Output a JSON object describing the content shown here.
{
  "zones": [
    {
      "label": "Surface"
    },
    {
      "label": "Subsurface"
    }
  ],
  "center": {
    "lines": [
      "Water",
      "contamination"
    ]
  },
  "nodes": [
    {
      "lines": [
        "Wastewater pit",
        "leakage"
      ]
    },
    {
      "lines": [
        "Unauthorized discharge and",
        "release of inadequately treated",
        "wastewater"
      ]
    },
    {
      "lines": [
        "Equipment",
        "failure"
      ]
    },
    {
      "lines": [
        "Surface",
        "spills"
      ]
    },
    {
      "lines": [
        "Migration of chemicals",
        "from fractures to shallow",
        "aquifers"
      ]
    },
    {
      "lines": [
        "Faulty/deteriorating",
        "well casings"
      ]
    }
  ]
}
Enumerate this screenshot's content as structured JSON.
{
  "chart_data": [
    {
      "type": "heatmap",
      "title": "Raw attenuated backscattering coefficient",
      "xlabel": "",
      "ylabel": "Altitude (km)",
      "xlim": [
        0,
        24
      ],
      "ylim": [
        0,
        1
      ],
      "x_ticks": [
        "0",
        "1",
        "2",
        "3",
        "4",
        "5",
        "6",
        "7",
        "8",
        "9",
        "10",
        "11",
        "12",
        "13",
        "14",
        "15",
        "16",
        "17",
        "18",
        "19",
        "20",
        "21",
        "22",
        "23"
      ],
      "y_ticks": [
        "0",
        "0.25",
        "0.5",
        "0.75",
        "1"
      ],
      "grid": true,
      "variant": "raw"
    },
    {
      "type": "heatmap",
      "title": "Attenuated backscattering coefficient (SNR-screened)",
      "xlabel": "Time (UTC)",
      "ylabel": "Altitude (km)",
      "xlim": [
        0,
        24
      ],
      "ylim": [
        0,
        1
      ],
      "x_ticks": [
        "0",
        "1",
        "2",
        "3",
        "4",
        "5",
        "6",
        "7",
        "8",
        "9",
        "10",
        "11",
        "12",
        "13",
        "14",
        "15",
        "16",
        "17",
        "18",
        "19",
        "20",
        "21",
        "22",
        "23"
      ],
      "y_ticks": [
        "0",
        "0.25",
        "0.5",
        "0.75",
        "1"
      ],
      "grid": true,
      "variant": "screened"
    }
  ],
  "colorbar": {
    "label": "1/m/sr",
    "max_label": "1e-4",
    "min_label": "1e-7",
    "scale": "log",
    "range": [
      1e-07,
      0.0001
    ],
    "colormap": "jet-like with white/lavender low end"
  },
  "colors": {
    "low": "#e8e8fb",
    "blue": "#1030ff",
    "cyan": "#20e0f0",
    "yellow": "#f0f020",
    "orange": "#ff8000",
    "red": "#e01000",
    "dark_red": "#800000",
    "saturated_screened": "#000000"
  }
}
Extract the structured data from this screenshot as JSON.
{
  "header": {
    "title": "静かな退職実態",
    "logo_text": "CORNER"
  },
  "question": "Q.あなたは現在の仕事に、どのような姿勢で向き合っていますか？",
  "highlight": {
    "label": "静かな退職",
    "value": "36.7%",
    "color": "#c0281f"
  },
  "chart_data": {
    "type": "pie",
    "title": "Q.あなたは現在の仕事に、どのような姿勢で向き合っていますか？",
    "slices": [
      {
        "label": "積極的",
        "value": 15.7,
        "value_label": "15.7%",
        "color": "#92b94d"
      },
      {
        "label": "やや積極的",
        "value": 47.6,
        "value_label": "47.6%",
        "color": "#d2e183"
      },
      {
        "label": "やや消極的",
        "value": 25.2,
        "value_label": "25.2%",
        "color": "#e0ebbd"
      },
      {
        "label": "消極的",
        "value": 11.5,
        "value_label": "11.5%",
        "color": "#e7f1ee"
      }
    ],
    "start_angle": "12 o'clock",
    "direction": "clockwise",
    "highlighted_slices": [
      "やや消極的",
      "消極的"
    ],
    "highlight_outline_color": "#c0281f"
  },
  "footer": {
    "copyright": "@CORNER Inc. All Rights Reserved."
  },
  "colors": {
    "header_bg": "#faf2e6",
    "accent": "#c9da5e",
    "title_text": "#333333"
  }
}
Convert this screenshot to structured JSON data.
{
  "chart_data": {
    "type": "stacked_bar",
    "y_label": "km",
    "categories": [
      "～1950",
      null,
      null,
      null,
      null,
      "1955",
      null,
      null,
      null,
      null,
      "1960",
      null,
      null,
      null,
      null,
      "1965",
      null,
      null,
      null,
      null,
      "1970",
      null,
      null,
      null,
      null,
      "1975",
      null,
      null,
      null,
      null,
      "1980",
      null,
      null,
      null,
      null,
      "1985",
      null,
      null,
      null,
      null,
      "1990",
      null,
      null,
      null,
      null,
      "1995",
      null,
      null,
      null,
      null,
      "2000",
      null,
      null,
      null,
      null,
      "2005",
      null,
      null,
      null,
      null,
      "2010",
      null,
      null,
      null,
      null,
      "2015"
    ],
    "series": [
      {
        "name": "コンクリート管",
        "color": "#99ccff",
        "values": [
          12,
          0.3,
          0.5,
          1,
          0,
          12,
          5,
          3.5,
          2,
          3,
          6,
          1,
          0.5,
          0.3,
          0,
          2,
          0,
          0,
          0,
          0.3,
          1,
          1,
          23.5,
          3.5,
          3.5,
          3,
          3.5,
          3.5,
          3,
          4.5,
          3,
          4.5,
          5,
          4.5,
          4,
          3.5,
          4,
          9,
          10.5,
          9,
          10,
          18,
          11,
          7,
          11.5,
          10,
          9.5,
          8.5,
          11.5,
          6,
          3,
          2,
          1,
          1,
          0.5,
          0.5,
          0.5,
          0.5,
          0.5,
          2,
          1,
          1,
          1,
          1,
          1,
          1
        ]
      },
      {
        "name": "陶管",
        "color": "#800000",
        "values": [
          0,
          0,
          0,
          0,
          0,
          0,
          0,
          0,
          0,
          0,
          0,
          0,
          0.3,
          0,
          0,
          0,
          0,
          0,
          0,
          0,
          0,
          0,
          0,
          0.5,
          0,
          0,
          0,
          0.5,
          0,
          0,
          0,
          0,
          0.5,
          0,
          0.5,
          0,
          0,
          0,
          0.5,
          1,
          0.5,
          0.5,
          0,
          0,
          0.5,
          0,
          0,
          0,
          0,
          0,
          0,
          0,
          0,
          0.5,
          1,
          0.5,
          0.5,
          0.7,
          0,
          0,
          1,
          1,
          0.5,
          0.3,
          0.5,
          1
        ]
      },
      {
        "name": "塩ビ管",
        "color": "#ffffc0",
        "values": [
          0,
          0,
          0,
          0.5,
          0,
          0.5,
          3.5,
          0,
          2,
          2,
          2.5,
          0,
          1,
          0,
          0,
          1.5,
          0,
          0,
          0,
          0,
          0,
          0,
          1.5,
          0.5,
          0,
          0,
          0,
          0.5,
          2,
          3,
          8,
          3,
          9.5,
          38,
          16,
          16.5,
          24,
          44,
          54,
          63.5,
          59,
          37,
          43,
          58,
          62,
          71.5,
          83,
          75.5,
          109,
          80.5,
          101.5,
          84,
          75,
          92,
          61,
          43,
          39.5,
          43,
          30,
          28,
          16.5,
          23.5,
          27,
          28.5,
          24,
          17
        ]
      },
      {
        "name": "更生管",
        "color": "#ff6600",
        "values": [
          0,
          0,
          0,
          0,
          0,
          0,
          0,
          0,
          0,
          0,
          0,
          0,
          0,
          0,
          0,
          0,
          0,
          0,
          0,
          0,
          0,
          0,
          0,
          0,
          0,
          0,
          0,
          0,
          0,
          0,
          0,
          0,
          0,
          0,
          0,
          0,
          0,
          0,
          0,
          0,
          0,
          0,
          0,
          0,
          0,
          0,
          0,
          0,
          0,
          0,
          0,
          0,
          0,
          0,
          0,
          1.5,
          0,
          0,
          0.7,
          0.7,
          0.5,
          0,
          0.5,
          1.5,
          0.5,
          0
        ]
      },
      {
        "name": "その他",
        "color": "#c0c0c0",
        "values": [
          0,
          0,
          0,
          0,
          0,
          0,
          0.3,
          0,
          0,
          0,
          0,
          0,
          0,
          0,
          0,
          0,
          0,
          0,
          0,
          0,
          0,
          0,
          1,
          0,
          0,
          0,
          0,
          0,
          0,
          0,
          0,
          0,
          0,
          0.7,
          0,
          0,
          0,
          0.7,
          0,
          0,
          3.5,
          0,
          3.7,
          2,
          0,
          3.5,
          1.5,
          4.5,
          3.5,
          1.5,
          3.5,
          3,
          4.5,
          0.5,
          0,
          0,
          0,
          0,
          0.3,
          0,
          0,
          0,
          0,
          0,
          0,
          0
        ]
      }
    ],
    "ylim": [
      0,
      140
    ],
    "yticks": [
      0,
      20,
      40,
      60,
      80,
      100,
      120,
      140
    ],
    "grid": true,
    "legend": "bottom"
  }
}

*Given task*. Return solely the number of lines in the data that include the word "JSON".

*Reply*. 4